Restate each of the lines below word for word and drop every picture.

RECORDED DATA.
----
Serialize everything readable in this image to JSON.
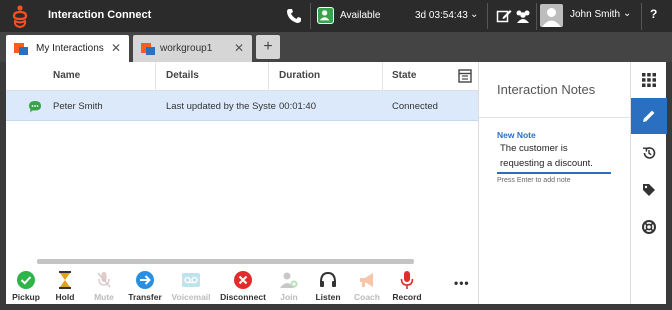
{
  "header": {
    "title": "Interaction Connect",
    "status": {
      "label": "Available",
      "duration": "3d 03:54:43"
    },
    "user": {
      "name": "John Smith"
    },
    "help": "?"
  },
  "tabs": [
    {
      "label": "My Interactions",
      "active": true
    },
    {
      "label": "workgroup1",
      "active": false
    }
  ],
  "add_tab": "+",
  "grid": {
    "columns": [
      "Name",
      "Details",
      "Duration",
      "State"
    ],
    "rows": [
      {
        "name": "Peter Smith",
        "details": "Last updated by the Syste",
        "duration": "00:01:40",
        "state": "Connected"
      }
    ]
  },
  "toolbar": {
    "buttons": [
      {
        "label": "Pickup",
        "icon": "check-circle-icon",
        "enabled": true
      },
      {
        "label": "Hold",
        "icon": "hourglass-icon",
        "enabled": true
      },
      {
        "label": "Mute",
        "icon": "mic-off-icon",
        "enabled": false
      },
      {
        "label": "Transfer",
        "icon": "arrow-right-circle-icon",
        "enabled": true
      },
      {
        "label": "Voicemail",
        "icon": "voicemail-icon",
        "enabled": false
      },
      {
        "label": "Disconnect",
        "icon": "x-circle-icon",
        "enabled": true
      },
      {
        "label": "Join",
        "icon": "add-user-icon",
        "enabled": false
      },
      {
        "label": "Listen",
        "icon": "headset-icon",
        "enabled": true
      },
      {
        "label": "Coach",
        "icon": "megaphone-icon",
        "enabled": false
      },
      {
        "label": "Record",
        "icon": "microphone-icon",
        "enabled": true
      }
    ],
    "more": "•••"
  },
  "notes": {
    "title": "Interaction Notes",
    "new_note_label": "New Note",
    "note_line1": "The customer is",
    "note_line2": "requesting a discount.",
    "hint": "Press Enter to add note"
  },
  "colors": {
    "accent": "#2a6fc0",
    "header": "#2b2b2b",
    "selected_row": "#dbe9fb",
    "available": "#37a34a"
  }
}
----
EXPECTED OUTPUT.
Serialize everything readable in this image to JSON.
{
  "header": {
    "title": "Interaction Connect",
    "status": {
      "label": "Available",
      "duration": "3d 03:54:43"
    },
    "user": {
      "name": "John Smith"
    },
    "help": "?"
  },
  "tabs": [
    {
      "label": "My Interactions",
      "active": true
    },
    {
      "label": "workgroup1",
      "active": false
    }
  ],
  "add_tab": "+",
  "grid": {
    "columns": [
      "Name",
      "Details",
      "Duration",
      "State"
    ],
    "rows": [
      {
        "name": "Peter Smith",
        "details": "Last updated by the Syste",
        "duration": "00:01:40",
        "state": "Connected"
      }
    ]
  },
  "toolbar": {
    "buttons": [
      {
        "label": "Pickup",
        "icon": "check-circle-icon",
        "enabled": true
      },
      {
        "label": "Hold",
        "icon": "hourglass-icon",
        "enabled": true
      },
      {
        "label": "Mute",
        "icon": "mic-off-icon",
        "enabled": false
      },
      {
        "label": "Transfer",
        "icon": "arrow-right-circle-icon",
        "enabled": true
      },
      {
        "label": "Voicemail",
        "icon": "voicemail-icon",
        "enabled": false
      },
      {
        "label": "Disconnect",
        "icon": "x-circle-icon",
        "enabled": true
      },
      {
        "label": "Join",
        "icon": "add-user-icon",
        "enabled": false
      },
      {
        "label": "Listen",
        "icon": "headset-icon",
        "enabled": true
      },
      {
        "label": "Coach",
        "icon": "megaphone-icon",
        "enabled": false
      },
      {
        "label": "Record",
        "icon": "microphone-icon",
        "enabled": true
      }
    ],
    "more": "•••"
  },
  "notes": {
    "title": "Interaction Notes",
    "new_note_label": "New Note",
    "note_line1": "The customer is",
    "note_line2": "requesting a discount.",
    "hint": "Press Enter to add note"
  },
  "colors": {
    "accent": "#2a6fc0",
    "header": "#2b2b2b",
    "selected_row": "#dbe9fb",
    "available": "#37a34a"
  }
}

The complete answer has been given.